Set problem:
Note how many lines include the word "Kongo", and give that number by itself.

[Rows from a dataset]
=====
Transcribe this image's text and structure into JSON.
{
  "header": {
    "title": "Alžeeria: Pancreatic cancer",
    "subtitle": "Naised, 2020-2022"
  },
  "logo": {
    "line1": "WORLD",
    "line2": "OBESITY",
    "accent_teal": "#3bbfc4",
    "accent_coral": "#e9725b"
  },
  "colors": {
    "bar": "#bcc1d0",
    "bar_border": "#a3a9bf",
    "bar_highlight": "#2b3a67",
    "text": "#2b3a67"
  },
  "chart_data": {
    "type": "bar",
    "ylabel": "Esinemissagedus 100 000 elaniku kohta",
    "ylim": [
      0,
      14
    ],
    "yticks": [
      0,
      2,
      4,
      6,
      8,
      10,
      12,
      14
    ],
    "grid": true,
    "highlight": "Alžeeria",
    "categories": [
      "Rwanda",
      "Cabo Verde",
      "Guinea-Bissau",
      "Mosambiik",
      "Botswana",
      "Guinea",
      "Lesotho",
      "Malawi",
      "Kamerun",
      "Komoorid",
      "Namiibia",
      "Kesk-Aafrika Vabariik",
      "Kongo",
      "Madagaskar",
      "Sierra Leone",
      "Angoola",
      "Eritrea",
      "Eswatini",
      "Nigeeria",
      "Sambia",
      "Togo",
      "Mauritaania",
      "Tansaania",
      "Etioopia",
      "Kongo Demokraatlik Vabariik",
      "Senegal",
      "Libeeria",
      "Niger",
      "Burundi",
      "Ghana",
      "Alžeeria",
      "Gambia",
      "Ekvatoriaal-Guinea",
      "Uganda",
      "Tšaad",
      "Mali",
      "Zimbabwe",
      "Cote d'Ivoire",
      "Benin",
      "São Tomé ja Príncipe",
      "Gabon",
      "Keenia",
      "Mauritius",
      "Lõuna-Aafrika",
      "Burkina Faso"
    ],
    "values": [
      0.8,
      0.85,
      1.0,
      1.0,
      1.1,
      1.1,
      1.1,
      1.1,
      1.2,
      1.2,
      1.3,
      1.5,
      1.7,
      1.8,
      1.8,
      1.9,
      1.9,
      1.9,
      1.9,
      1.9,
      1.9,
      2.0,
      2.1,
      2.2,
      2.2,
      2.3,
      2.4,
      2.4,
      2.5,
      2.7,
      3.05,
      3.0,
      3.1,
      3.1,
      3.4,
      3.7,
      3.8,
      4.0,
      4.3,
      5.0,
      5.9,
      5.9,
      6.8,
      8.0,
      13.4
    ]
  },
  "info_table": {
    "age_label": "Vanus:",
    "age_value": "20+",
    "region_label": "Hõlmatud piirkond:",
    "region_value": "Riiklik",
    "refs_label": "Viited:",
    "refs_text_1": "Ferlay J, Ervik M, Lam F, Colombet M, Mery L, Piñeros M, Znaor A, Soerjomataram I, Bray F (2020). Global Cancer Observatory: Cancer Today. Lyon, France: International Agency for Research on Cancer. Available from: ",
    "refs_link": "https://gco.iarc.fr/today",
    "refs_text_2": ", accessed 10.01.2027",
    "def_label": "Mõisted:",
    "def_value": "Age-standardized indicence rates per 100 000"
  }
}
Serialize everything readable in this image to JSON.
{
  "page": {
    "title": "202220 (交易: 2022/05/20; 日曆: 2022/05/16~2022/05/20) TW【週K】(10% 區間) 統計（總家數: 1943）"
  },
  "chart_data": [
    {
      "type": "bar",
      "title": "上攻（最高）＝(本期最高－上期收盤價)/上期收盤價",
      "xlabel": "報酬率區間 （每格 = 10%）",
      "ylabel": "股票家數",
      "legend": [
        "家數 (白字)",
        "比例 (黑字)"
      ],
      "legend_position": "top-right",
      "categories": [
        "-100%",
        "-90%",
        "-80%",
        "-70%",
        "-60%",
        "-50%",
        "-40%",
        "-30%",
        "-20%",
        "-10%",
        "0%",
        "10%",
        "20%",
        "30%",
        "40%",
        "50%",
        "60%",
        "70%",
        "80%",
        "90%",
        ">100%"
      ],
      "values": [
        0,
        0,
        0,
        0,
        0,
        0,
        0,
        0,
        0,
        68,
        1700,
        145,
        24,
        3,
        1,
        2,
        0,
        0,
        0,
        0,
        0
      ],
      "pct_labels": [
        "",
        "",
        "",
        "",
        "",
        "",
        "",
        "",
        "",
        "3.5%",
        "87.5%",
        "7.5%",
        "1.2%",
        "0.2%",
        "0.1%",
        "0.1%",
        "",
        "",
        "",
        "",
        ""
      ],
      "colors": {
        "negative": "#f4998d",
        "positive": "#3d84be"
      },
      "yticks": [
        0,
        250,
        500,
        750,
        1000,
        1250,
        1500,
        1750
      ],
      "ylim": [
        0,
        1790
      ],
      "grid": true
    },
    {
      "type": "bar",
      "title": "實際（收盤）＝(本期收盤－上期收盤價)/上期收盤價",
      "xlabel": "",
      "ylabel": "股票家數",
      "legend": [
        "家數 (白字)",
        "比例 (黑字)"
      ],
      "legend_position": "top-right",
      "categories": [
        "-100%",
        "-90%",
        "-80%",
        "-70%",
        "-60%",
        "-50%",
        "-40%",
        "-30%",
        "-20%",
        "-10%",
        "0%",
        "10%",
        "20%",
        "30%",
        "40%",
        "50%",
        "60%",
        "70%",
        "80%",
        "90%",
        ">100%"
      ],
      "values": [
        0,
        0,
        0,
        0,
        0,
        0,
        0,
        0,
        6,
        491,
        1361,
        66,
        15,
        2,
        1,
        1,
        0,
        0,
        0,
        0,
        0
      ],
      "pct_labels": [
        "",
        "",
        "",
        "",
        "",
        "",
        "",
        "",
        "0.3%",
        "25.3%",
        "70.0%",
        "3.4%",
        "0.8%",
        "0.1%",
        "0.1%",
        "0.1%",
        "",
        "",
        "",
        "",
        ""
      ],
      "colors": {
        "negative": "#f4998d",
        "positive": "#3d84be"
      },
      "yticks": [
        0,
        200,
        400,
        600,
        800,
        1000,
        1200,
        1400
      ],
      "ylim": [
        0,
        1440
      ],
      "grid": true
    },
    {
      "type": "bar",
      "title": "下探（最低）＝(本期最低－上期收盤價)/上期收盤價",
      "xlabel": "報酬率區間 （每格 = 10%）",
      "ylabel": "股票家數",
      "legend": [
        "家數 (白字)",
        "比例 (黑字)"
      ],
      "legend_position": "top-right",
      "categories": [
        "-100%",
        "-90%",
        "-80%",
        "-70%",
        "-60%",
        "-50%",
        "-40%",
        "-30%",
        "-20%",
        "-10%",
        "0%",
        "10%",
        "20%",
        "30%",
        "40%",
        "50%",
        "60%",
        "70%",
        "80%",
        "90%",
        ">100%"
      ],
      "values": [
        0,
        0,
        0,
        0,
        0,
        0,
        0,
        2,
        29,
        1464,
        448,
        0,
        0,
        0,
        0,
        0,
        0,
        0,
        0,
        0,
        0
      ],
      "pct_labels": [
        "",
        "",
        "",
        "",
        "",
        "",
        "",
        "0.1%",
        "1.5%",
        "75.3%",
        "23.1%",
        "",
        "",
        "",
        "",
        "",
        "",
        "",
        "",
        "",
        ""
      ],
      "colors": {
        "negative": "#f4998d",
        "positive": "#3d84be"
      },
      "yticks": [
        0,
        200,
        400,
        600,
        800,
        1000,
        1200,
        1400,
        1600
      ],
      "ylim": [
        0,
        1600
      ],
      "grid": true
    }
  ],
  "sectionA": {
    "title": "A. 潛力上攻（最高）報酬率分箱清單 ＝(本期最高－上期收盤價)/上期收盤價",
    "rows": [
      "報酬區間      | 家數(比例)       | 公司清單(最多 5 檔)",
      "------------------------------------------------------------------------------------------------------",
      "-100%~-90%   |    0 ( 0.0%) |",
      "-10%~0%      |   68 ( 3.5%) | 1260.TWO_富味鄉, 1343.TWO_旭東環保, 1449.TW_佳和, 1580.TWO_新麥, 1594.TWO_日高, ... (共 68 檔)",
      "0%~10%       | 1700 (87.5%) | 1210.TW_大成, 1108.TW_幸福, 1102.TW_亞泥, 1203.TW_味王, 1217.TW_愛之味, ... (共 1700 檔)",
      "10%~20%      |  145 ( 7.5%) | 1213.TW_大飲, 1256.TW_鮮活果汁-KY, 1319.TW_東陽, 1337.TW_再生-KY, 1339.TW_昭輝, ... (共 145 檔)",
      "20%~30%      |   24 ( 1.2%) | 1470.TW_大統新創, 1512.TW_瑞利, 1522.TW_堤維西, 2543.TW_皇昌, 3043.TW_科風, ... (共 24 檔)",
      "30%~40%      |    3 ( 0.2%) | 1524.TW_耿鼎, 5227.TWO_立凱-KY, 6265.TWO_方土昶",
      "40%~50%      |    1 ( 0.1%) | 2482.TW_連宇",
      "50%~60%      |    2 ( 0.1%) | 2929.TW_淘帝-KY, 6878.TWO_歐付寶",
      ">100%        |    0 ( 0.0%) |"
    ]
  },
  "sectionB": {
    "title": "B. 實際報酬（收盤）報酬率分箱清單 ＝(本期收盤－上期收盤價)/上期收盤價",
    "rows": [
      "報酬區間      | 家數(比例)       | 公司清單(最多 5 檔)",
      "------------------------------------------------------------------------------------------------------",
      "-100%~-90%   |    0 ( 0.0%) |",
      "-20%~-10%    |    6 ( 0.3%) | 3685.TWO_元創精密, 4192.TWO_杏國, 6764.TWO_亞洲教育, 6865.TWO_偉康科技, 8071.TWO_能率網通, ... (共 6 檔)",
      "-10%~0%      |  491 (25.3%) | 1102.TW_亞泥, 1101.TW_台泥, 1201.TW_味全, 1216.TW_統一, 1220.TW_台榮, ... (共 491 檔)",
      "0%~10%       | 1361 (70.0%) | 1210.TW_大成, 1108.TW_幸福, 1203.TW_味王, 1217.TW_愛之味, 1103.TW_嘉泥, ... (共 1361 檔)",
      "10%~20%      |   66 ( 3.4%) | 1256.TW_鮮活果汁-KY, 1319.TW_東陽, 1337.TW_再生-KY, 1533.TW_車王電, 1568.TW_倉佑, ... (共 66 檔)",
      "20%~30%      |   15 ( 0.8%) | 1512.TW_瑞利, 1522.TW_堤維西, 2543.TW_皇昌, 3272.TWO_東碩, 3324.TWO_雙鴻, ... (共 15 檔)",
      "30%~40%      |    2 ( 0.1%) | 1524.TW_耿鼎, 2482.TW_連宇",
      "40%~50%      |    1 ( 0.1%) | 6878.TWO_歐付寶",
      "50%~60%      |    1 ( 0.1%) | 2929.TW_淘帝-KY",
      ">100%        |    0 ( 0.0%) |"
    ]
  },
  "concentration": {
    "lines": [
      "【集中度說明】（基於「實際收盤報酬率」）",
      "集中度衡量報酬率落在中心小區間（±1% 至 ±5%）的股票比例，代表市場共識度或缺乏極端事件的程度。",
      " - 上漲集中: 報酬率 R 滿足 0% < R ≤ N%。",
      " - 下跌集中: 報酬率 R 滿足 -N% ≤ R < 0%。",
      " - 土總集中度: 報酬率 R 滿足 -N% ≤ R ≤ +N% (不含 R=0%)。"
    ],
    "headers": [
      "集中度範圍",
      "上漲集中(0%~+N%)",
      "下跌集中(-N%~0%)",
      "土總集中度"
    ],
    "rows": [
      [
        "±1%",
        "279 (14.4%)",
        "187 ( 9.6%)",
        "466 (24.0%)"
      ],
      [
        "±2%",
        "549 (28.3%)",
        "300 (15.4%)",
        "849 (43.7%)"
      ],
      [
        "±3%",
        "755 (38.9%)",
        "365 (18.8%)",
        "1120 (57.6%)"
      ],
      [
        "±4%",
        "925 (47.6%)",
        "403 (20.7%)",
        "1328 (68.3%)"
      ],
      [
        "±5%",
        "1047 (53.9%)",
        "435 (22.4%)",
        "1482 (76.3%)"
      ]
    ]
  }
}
=====
Output for this exercise:
2